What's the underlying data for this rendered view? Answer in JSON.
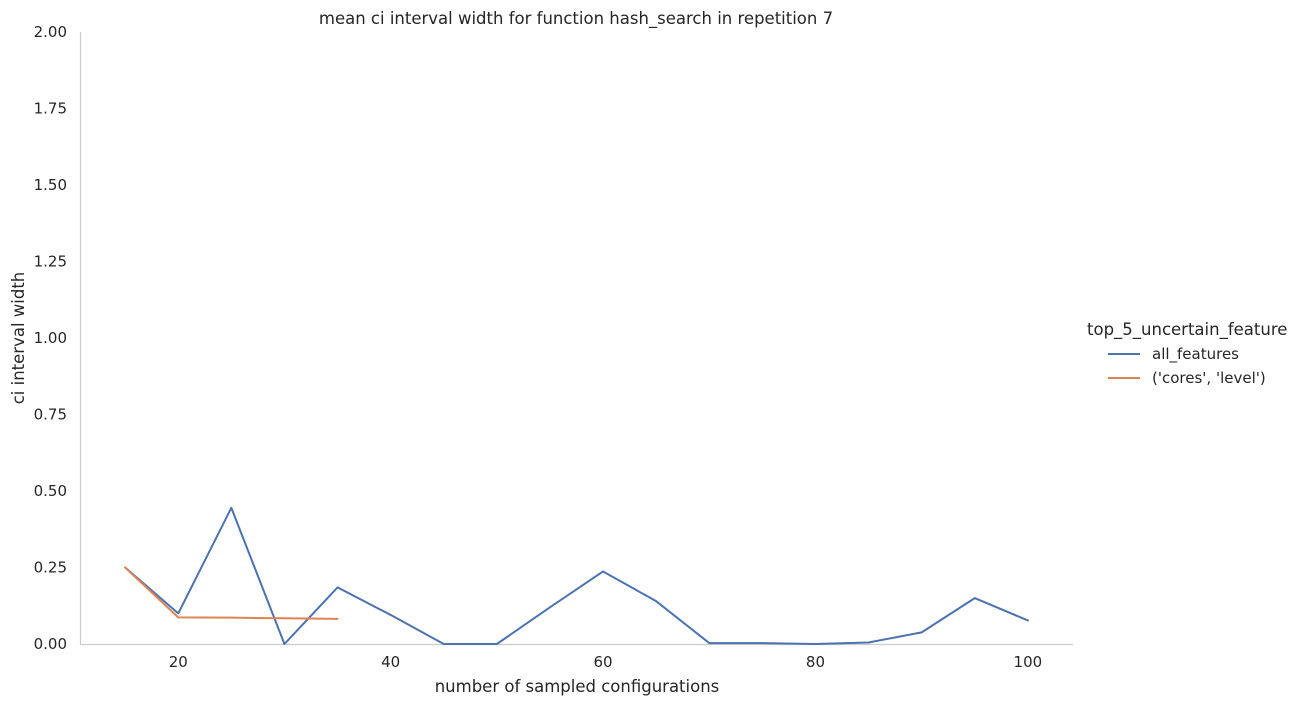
{
  "chart_data": {
    "type": "line",
    "title": "mean ci interval width for function hash_search in repetition 7",
    "xlabel": "number of sampled configurations",
    "ylabel": "ci interval width",
    "xlim": [
      10.75,
      104.25
    ],
    "ylim": [
      0,
      2.0
    ],
    "x_ticks": [
      20,
      40,
      60,
      80,
      100
    ],
    "y_ticks": [
      0.0,
      0.25,
      0.5,
      0.75,
      1.0,
      1.25,
      1.5,
      1.75,
      2.0
    ],
    "x_tick_labels": [
      "20",
      "40",
      "60",
      "80",
      "100"
    ],
    "y_tick_labels": [
      "0.00",
      "0.25",
      "0.50",
      "0.75",
      "1.00",
      "1.25",
      "1.50",
      "1.75",
      "2.00"
    ],
    "grid": false,
    "legend": {
      "title": "top_5_uncertain_feature",
      "placement": "right"
    },
    "series": [
      {
        "name": "all_features",
        "color": "#4c72b0",
        "x": [
          15,
          20,
          25,
          30,
          35,
          40,
          45,
          50,
          55,
          60,
          65,
          70,
          75,
          80,
          85,
          90,
          95,
          100
        ],
        "y": [
          0.25,
          0.1,
          0.445,
          0.0,
          0.185,
          0.095,
          0.0,
          0.0,
          0.12,
          0.237,
          0.14,
          0.003,
          0.003,
          0.0,
          0.005,
          0.038,
          0.15,
          0.077
        ]
      },
      {
        "name": "('cores', 'level')",
        "color": "#dd8452",
        "x": [
          15,
          20,
          25,
          30,
          35
        ],
        "y": [
          0.25,
          0.087,
          0.086,
          0.084,
          0.082
        ]
      }
    ]
  }
}
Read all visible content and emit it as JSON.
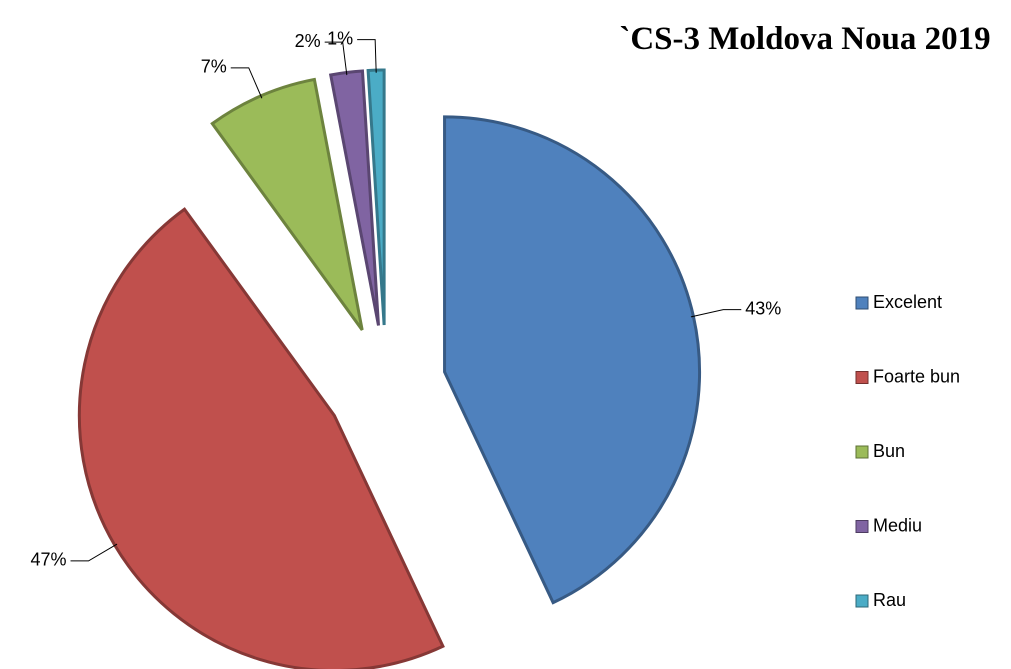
{
  "chart_data": {
    "type": "pie",
    "title": "`CS-3 Moldova Noua 2019",
    "categories": [
      "Excelent",
      "Foarte bun",
      "Bun",
      "Mediu",
      "Rau"
    ],
    "values": [
      43,
      47,
      7,
      2,
      1
    ],
    "value_labels": [
      "43%",
      "47%",
      "7%",
      "2%",
      "1%"
    ],
    "colors": [
      "#4f81bd",
      "#c0504d",
      "#9bbb59",
      "#8064a2",
      "#4bacc6"
    ],
    "legend": "right"
  }
}
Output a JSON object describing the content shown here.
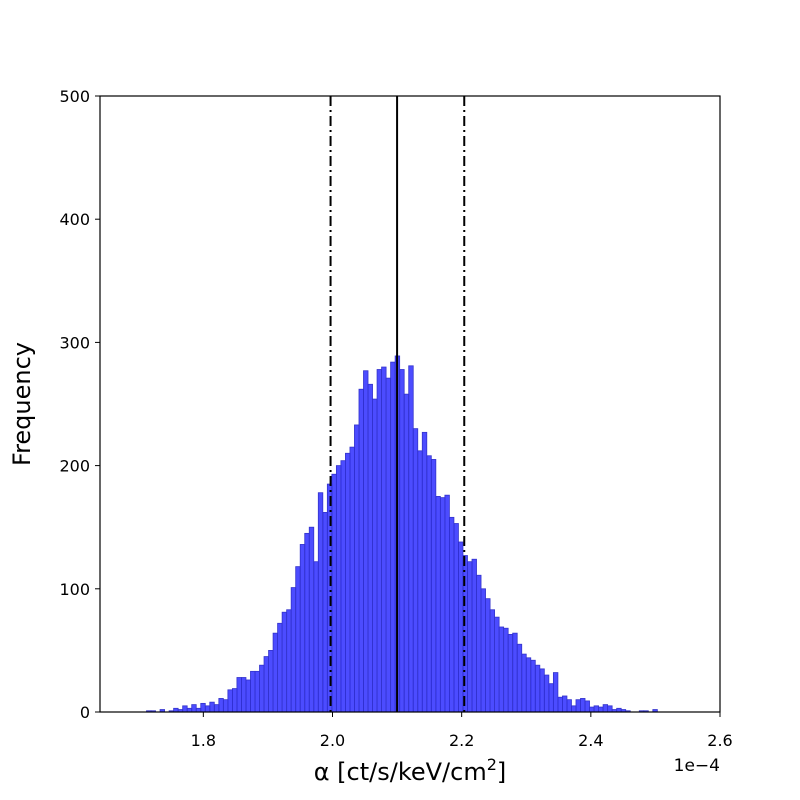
——————————
#### Written task:
Generate a word-for-word copy of the preceding records, excluding all pictures.

#### Result of this task:
What's the underlying data for this rendered view? Answer in JSON.
{
  "chart_data": {
    "type": "line",
    "title": "mean ci interval width for function hash_search in repetition 7",
    "xlabel": "number of sampled configurations",
    "ylabel": "ci interval width",
    "xlim": [
      10.75,
      104.25
    ],
    "ylim": [
      0,
      2.0
    ],
    "x_ticks": [
      20,
      40,
      60,
      80,
      100
    ],
    "y_ticks": [
      0.0,
      0.25,
      0.5,
      0.75,
      1.0,
      1.25,
      1.5,
      1.75,
      2.0
    ],
    "x_tick_labels": [
      "20",
      "40",
      "60",
      "80",
      "100"
    ],
    "y_tick_labels": [
      "0.00",
      "0.25",
      "0.50",
      "0.75",
      "1.00",
      "1.25",
      "1.50",
      "1.75",
      "2.00"
    ],
    "grid": false,
    "legend": {
      "title": "top_5_uncertain_feature",
      "placement": "right"
    },
    "series": [
      {
        "name": "all_features",
        "color": "#4c72b0",
        "x": [
          15,
          20,
          25,
          30,
          35,
          40,
          45,
          50,
          55,
          60,
          65,
          70,
          75,
          80,
          85,
          90,
          95,
          100
        ],
        "y": [
          0.25,
          0.1,
          0.445,
          0.0,
          0.185,
          0.095,
          0.0,
          0.0,
          0.12,
          0.237,
          0.14,
          0.003,
          0.003,
          0.0,
          0.005,
          0.038,
          0.15,
          0.077
        ]
      },
      {
        "name": "('cores', 'level')",
        "color": "#dd8452",
        "x": [
          15,
          20,
          25,
          30,
          35
        ],
        "y": [
          0.25,
          0.087,
          0.086,
          0.084,
          0.082
        ]
      }
    ]
  }
}
Read all visible content and emit it as JSON.
{
  "chart_data": {
    "type": "pie",
    "title": "`CS-3 Moldova Noua 2019",
    "categories": [
      "Excelent",
      "Foarte bun",
      "Bun",
      "Mediu",
      "Rau"
    ],
    "values": [
      43,
      47,
      7,
      2,
      1
    ],
    "value_labels": [
      "43%",
      "47%",
      "7%",
      "2%",
      "1%"
    ],
    "colors": [
      "#4f81bd",
      "#c0504d",
      "#9bbb59",
      "#8064a2",
      "#4bacc6"
    ],
    "legend": "right"
  }
}
Output a JSON object describing the content shown here.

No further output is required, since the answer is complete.